Track down each line that has the word "right" and copy it.

┄┄┄┄┄┄┄┄┄┄┄┄┄┄┄┄┄┄┄┄

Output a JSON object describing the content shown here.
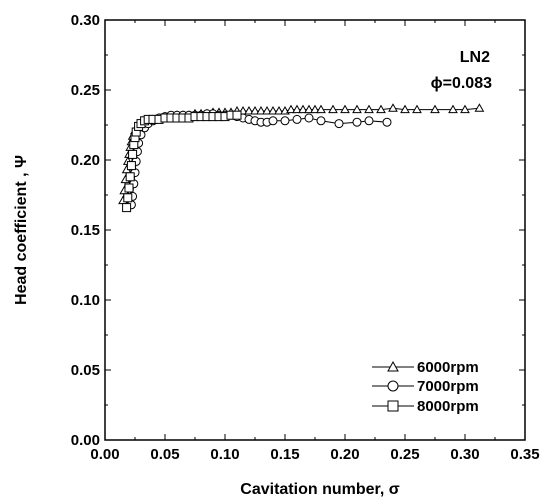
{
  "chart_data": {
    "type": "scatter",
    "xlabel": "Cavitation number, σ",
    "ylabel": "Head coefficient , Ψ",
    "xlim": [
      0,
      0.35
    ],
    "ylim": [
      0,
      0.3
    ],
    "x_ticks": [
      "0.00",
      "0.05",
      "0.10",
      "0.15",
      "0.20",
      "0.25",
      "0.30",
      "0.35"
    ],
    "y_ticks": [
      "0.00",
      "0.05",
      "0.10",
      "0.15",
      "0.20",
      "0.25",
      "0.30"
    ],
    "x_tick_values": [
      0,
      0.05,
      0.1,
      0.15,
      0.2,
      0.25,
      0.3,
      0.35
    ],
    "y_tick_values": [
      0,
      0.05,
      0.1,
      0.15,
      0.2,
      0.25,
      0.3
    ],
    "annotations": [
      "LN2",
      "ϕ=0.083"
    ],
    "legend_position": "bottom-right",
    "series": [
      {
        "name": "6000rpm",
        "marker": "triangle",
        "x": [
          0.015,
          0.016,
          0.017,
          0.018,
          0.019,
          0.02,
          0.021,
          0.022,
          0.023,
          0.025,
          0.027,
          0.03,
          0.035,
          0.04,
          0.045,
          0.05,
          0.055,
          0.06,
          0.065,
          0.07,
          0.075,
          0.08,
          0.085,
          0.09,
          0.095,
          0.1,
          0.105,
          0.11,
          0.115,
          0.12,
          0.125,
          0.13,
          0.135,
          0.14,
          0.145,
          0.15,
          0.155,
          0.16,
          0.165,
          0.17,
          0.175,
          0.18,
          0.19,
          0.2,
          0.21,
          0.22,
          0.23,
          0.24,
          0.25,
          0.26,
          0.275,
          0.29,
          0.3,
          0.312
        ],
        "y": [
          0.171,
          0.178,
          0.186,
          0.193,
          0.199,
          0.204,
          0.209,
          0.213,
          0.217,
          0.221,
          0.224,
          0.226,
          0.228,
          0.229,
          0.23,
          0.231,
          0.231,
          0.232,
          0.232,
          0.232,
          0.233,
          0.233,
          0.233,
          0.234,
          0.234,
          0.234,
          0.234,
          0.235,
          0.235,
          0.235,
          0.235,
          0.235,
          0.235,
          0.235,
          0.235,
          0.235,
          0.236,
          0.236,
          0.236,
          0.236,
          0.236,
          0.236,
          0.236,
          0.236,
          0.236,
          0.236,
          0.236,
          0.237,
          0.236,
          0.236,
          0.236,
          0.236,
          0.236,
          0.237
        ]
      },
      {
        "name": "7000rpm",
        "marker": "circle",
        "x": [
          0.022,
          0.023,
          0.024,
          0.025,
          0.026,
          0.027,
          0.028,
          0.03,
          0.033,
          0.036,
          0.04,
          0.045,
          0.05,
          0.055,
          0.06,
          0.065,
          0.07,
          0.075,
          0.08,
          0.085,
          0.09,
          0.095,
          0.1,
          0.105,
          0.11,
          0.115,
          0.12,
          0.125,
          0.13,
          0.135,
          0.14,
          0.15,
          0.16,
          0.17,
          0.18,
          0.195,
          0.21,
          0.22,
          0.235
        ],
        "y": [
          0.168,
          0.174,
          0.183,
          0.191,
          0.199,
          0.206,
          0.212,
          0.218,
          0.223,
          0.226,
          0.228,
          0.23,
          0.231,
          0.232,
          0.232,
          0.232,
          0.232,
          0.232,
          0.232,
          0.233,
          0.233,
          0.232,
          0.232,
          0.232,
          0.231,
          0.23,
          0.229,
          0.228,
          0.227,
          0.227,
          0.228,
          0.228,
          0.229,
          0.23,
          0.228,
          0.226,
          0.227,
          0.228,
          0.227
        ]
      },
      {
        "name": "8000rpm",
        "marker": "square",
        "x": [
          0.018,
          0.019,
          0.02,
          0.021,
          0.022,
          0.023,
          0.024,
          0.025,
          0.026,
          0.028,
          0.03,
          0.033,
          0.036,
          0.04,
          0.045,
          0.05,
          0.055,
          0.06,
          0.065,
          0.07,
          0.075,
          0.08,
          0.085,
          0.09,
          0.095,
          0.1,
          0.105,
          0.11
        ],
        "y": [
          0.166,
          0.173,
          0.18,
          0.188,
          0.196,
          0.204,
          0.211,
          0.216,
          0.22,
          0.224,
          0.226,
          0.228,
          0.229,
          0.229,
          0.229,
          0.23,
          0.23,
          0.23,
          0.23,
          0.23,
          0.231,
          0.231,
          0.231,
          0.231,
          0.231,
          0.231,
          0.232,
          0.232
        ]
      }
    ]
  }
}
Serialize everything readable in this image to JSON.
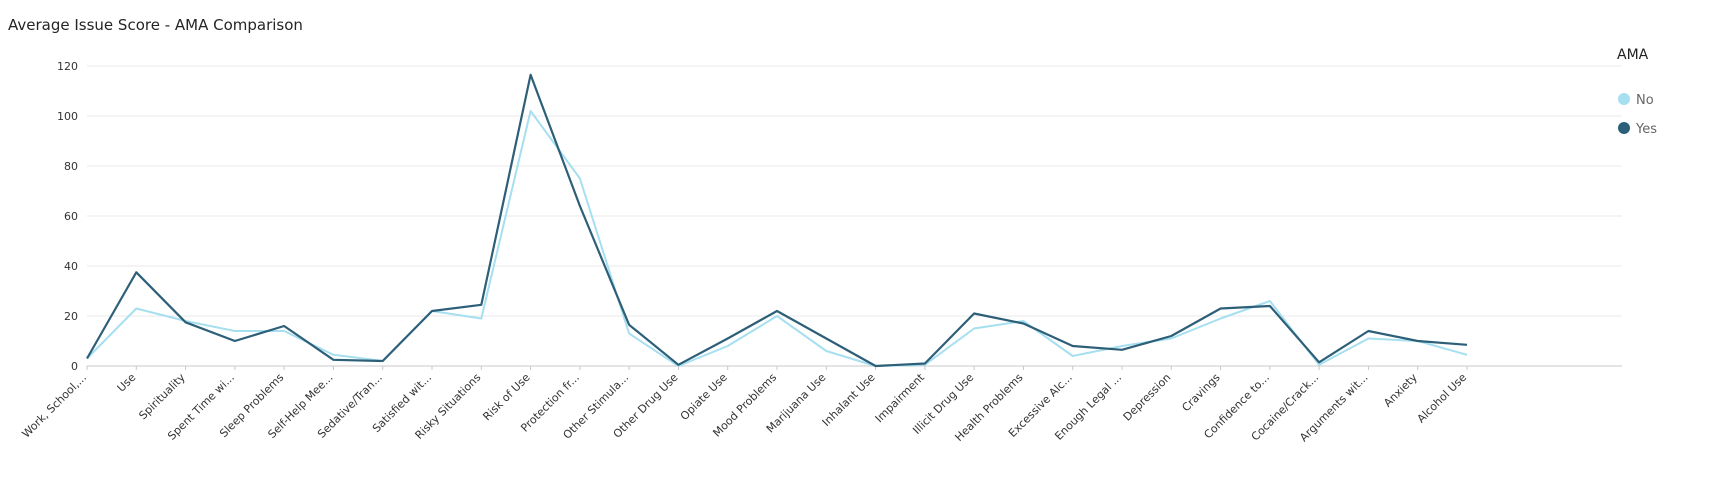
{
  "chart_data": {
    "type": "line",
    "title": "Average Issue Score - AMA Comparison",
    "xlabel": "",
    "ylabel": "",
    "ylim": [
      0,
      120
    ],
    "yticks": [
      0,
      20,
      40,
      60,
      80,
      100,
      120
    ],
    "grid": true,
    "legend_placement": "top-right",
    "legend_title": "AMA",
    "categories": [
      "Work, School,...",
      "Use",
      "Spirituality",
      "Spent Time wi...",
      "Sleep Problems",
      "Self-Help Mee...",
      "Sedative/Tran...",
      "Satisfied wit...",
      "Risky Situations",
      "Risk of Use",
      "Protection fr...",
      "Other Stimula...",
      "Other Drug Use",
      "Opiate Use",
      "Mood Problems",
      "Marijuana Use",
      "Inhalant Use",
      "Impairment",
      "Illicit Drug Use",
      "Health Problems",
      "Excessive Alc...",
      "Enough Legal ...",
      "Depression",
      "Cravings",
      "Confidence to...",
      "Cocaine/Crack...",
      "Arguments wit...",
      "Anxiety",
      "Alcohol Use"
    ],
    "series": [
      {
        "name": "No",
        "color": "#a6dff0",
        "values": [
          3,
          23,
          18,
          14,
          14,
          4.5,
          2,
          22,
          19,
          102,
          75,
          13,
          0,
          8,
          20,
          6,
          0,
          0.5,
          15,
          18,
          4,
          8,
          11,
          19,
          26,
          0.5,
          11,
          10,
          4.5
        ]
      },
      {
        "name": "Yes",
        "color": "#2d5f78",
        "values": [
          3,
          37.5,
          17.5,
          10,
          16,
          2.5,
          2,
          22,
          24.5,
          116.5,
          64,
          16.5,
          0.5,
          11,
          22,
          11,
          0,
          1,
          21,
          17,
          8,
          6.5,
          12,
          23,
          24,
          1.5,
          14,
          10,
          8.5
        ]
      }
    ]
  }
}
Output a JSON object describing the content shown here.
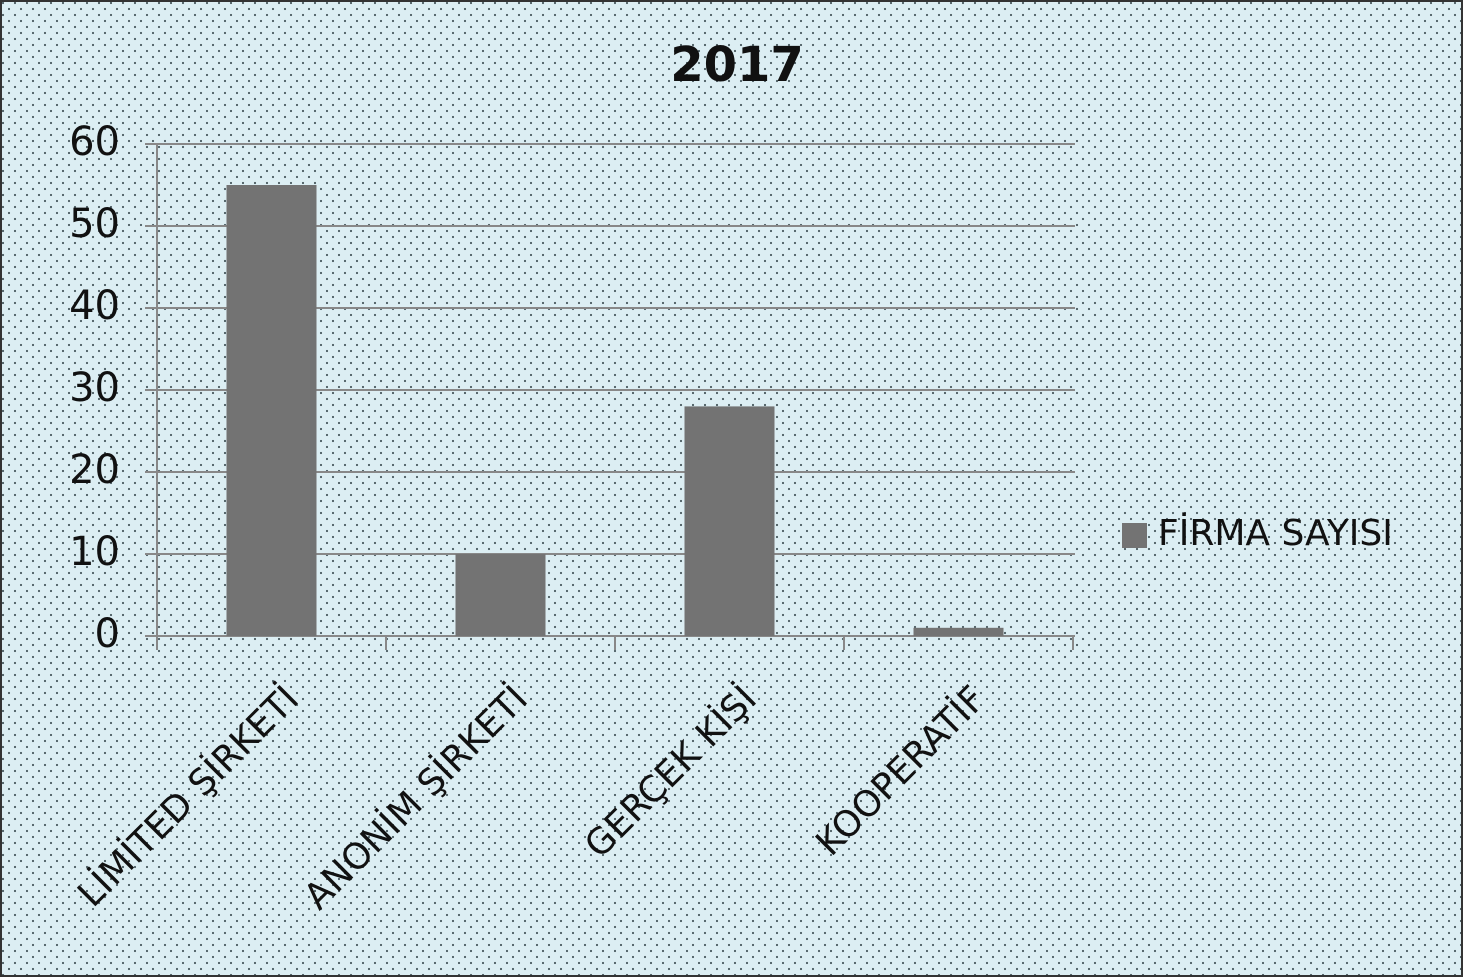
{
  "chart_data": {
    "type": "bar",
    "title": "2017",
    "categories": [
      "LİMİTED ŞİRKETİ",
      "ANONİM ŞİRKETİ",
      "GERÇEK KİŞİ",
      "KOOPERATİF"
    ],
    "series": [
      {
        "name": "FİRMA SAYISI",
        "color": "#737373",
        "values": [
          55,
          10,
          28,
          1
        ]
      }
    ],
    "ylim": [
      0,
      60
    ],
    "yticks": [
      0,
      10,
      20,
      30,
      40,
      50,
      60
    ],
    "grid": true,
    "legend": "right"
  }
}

┄┄┄┄┄┄┄┄┄┄┄┄┄┄┄┄┄┄┄┄

> [Correct response]
    "legend_position": "bottom-right",
    "legend_placement": "top-right",
    "legend": "right"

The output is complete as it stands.